▶ **Given data**:
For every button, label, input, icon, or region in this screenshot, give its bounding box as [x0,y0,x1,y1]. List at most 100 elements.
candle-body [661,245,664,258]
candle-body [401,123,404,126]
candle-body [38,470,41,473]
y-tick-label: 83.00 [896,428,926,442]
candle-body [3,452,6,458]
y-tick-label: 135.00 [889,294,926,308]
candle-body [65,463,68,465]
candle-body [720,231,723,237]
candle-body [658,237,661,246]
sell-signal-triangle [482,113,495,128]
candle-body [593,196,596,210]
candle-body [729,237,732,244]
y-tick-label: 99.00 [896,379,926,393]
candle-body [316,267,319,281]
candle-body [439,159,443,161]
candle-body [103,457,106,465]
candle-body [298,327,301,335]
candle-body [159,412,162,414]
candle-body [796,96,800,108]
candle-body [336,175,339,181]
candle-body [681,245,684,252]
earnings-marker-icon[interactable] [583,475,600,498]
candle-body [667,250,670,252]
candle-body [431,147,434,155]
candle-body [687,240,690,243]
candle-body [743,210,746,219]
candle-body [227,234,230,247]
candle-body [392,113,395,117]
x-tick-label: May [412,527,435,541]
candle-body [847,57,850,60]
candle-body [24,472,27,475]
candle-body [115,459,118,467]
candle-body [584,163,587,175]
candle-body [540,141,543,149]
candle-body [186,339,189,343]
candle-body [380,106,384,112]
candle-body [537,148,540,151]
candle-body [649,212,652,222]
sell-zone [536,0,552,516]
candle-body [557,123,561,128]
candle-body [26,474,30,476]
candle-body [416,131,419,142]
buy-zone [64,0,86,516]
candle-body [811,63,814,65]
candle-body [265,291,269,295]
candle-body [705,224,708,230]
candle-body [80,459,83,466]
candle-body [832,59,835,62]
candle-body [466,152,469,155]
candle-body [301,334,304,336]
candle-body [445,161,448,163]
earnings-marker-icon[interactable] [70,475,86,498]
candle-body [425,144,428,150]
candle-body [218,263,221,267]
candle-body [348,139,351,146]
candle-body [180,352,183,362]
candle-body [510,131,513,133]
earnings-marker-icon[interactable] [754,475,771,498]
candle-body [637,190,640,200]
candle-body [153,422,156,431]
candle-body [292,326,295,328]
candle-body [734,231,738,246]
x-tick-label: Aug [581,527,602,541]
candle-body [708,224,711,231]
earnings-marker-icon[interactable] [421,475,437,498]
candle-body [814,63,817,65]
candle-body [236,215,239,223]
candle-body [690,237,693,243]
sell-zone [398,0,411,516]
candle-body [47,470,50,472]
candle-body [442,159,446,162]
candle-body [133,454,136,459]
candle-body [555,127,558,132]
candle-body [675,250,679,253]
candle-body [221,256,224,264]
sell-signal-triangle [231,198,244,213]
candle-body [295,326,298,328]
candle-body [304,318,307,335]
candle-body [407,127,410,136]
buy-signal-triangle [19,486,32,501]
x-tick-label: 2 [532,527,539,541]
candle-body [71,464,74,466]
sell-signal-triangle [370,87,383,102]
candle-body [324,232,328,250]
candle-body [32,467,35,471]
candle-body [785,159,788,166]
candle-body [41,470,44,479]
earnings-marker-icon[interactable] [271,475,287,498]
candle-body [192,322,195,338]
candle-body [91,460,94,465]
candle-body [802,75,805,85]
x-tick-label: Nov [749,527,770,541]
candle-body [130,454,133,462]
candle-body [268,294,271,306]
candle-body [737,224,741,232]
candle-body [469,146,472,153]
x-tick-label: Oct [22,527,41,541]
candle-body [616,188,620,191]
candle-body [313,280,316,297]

▶ **What is expected**:
Show each line of the listing above that contains the string "tick", matching case exactly.

▶ **Answer to this task**:
y-tick-label: 83.00 [896,428,926,442]
y-tick-label: 135.00 [889,294,926,308]
y-tick-label: 99.00 [896,379,926,393]
x-tick-label: May [412,527,435,541]
x-tick-label: Aug [581,527,602,541]
x-tick-label: 2 [532,527,539,541]
x-tick-label: Nov [749,527,770,541]
x-tick-label: Oct [22,527,41,541]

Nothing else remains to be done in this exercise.